━━━ Data provided ━━━

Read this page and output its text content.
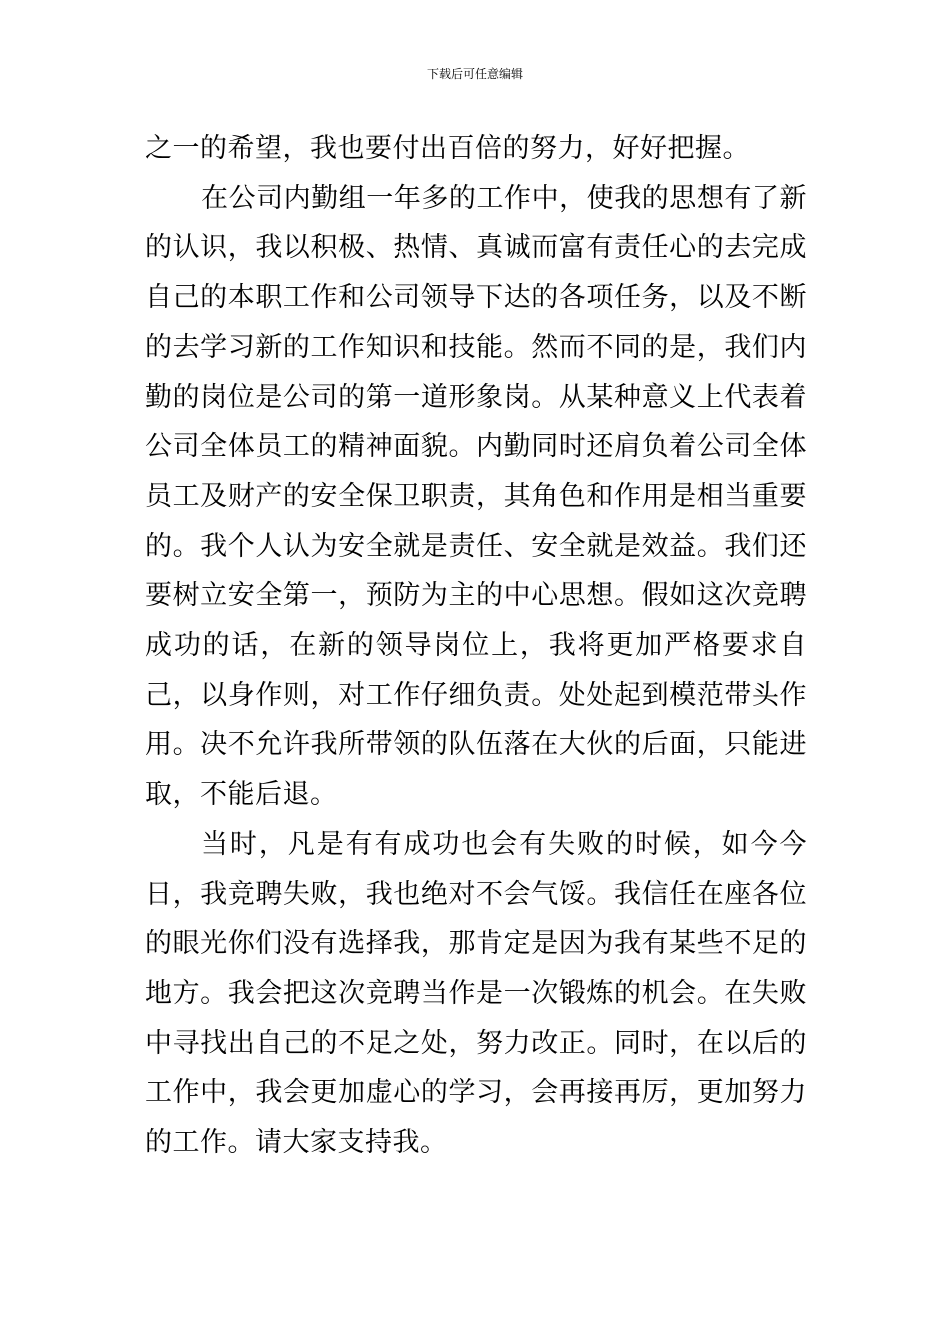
下载后可任意编辑

之一的希望，我也要付出百倍的努力，好好把握。

在公司内勤组一年多的工作中，使我的思想有了新的认识，我以积极、热情、真诚而富有责任心的去完成自己的本职工作和公司领导下达的各项任务，以及不断的去学习新的工作知识和技能。然而不同的是，我们内勤的岗位是公司的第一道形象岗。从某种意义上代表着公司全体员工的精神面貌。内勤同时还肩负着公司全体员工及财产的安全保卫职责，其角色和作用是相当重要的。我个人认为安全就是责任、安全就是效益。我们还要树立安全第一，预防为主的中心思想。假如这次竞聘成功的话，在新的领导岗位上，我将更加严格要求自己，以身作则，对工作仔细负责。处处起到模范带头作用。决不允许我所带领的队伍落在大伙的后面，只能进取，不能后退。

当时，凡是有有成功也会有失败的时候，如今今日，我竞聘失败，我也绝对不会气馁。我信任在座各位的眼光你们没有选择我，那肯定是因为我有某些不足的地方。我会把这次竞聘当作是一次锻炼的机会。在失败中寻找出自己的不足之处，努力改正。同时，在以后的工作中，我会更加虚心的学习，会再接再厉，更加努力的工作。请大家支持我。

━━━

What the task requires:
Write the entries above out again exactly, but not the pictures.

Written solution:
Read this page and output its text content.
下载后可任意编辑

之一的希望，我也要付出百倍的努力，好好把握。

在公司内勤组一年多的工作中，使我的思想有了新的认识，我以积极、热情、真诚而富有责任心的去完成自己的本职工作和公司领导下达的各项任务，以及不断的去学习新的工作知识和技能。然而不同的是，我们内勤的岗位是公司的第一道形象岗。从某种意义上代表着公司全体员工的精神面貌。内勤同时还肩负着公司全体员工及财产的安全保卫职责，其角色和作用是相当重要的。我个人认为安全就是责任、安全就是效益。我们还要树立安全第一，预防为主的中心思想。假如这次竞聘成功的话，在新的领导岗位上，我将更加严格要求自己，以身作则，对工作仔细负责。处处起到模范带头作用。决不允许我所带领的队伍落在大伙的后面，只能进取，不能后退。

当时，凡是有有成功也会有失败的时候，如今今日，我竞聘失败，我也绝对不会气馁。我信任在座各位的眼光你们没有选择我，那肯定是因为我有某些不足的地方。我会把这次竞聘当作是一次锻炼的机会。在失败中寻找出自己的不足之处，努力改正。同时，在以后的工作中，我会更加虚心的学习，会再接再厉，更加努力的工作。请大家支持我。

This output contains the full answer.